→ **Aim**
Say how many lines in the records include the string "this", adding no other words.

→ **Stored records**
^^^^

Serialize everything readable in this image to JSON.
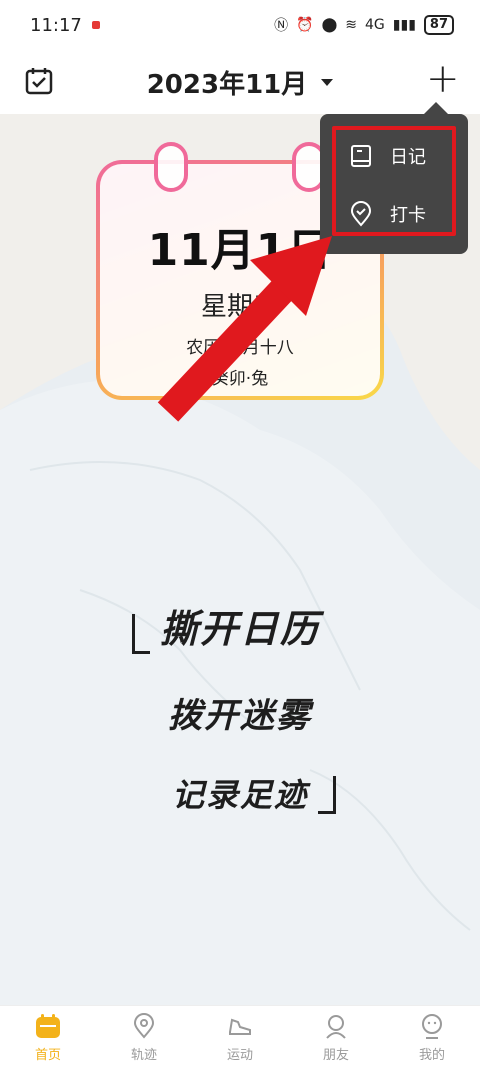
{
  "status_bar": {
    "time": "11:17",
    "signal": "4G",
    "battery": "87"
  },
  "header": {
    "title": "2023年11月",
    "calendar_icon": "calendar-check-icon",
    "add_icon": "plus-icon"
  },
  "card": {
    "date": "11月1日",
    "weekday": "星期三",
    "lunar": "农历 九月十八",
    "zodiac": "癸卯·兔"
  },
  "menu": {
    "items": [
      {
        "label": "日记",
        "icon": "book-icon"
      },
      {
        "label": "打卡",
        "icon": "location-check-icon"
      }
    ]
  },
  "slogans": {
    "line1": "撕开日历",
    "line2": "拨开迷雾",
    "line3": "记录足迹"
  },
  "bottom_nav": {
    "items": [
      {
        "label": "首页",
        "icon": "calendar-icon",
        "active": true
      },
      {
        "label": "轨迹",
        "icon": "map-pin-icon",
        "active": false
      },
      {
        "label": "运动",
        "icon": "shoe-icon",
        "active": false
      },
      {
        "label": "朋友",
        "icon": "friends-icon",
        "active": false
      },
      {
        "label": "我的",
        "icon": "profile-icon",
        "active": false
      }
    ]
  },
  "colors": {
    "accent": "#f3b21a",
    "highlight": "#e0191e",
    "menu_bg": "#454545",
    "card_gradient_start": "#f06a9a",
    "card_gradient_end": "#f9d949"
  }
}
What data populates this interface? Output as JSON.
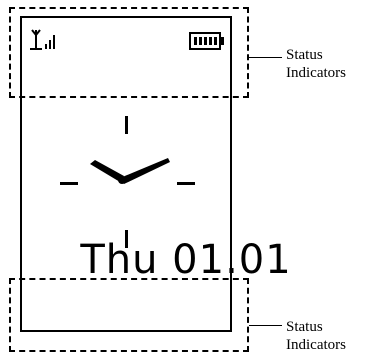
{
  "phone": {
    "date_text": "Thu 01.01",
    "icons": [
      "antenna-signal-icon",
      "battery-icon"
    ]
  },
  "callouts": {
    "top": {
      "line1": "Status",
      "line2": "Indicators"
    },
    "bottom": {
      "line1": "Status",
      "line2": "Indicators"
    }
  }
}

^^^^

→ **The completed task**
2